··· Records shown ···

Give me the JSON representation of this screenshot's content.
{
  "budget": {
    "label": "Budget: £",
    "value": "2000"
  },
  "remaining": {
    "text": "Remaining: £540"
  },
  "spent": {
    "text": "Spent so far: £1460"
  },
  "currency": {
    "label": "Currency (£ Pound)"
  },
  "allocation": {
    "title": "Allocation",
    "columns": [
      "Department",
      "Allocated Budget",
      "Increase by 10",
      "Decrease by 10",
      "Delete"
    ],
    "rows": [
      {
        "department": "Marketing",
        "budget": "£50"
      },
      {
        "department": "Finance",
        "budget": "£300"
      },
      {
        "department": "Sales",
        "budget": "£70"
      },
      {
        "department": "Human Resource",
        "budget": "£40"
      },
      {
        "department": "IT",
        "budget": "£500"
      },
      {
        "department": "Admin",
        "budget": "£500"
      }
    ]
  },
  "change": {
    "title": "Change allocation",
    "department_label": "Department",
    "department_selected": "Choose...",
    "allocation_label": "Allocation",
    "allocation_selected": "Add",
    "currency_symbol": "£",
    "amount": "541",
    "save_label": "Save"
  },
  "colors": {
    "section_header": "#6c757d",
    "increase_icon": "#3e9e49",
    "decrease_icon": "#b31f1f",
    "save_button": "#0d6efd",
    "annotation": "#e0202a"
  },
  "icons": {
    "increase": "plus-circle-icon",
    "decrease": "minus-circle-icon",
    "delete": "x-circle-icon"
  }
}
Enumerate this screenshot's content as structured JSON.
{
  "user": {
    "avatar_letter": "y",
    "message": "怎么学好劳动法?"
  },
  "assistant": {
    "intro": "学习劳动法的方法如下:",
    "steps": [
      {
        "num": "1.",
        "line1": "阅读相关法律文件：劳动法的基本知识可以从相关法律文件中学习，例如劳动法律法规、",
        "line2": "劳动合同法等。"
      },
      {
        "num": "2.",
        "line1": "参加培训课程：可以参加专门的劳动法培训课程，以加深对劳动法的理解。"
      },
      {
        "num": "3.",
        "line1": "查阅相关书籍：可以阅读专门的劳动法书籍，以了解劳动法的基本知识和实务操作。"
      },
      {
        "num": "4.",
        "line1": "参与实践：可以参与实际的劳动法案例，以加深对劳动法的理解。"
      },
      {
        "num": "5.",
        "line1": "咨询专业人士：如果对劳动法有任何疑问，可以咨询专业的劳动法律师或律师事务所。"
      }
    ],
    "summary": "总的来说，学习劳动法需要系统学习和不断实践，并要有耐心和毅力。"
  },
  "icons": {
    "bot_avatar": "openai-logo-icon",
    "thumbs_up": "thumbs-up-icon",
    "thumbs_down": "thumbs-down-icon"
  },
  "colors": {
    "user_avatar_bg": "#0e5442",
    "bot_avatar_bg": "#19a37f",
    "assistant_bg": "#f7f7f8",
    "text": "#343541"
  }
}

···

▶ **Objective**
Extract every line from the one containing "Enumerate this screenshot's" through the last line of the data, inclusive, exactly as written.

▶ **Full answer**
Enumerate this screenshot's content as structured JSON.
{
  "user": {
    "avatar_letter": "y",
    "message": "怎么学好劳动法?"
  },
  "assistant": {
    "intro": "学习劳动法的方法如下:",
    "steps": [
      {
        "num": "1.",
        "line1": "阅读相关法律文件：劳动法的基本知识可以从相关法律文件中学习，例如劳动法律法规、",
        "line2": "劳动合同法等。"
      },
      {
        "num": "2.",
        "line1": "参加培训课程：可以参加专门的劳动法培训课程，以加深对劳动法的理解。"
      },
      {
        "num": "3.",
        "line1": "查阅相关书籍：可以阅读专门的劳动法书籍，以了解劳动法的基本知识和实务操作。"
      },
      {
        "num": "4.",
        "line1": "参与实践：可以参与实际的劳动法案例，以加深对劳动法的理解。"
      },
      {
        "num": "5.",
        "line1": "咨询专业人士：如果对劳动法有任何疑问，可以咨询专业的劳动法律师或律师事务所。"
      }
    ],
    "summary": "总的来说，学习劳动法需要系统学习和不断实践，并要有耐心和毅力。"
  },
  "icons": {
    "bot_avatar": "openai-logo-icon",
    "thumbs_up": "thumbs-up-icon",
    "thumbs_down": "thumbs-down-icon"
  },
  "colors": {
    "user_avatar_bg": "#0e5442",
    "bot_avatar_bg": "#19a37f",
    "assistant_bg": "#f7f7f8",
    "text": "#343541"
  }
}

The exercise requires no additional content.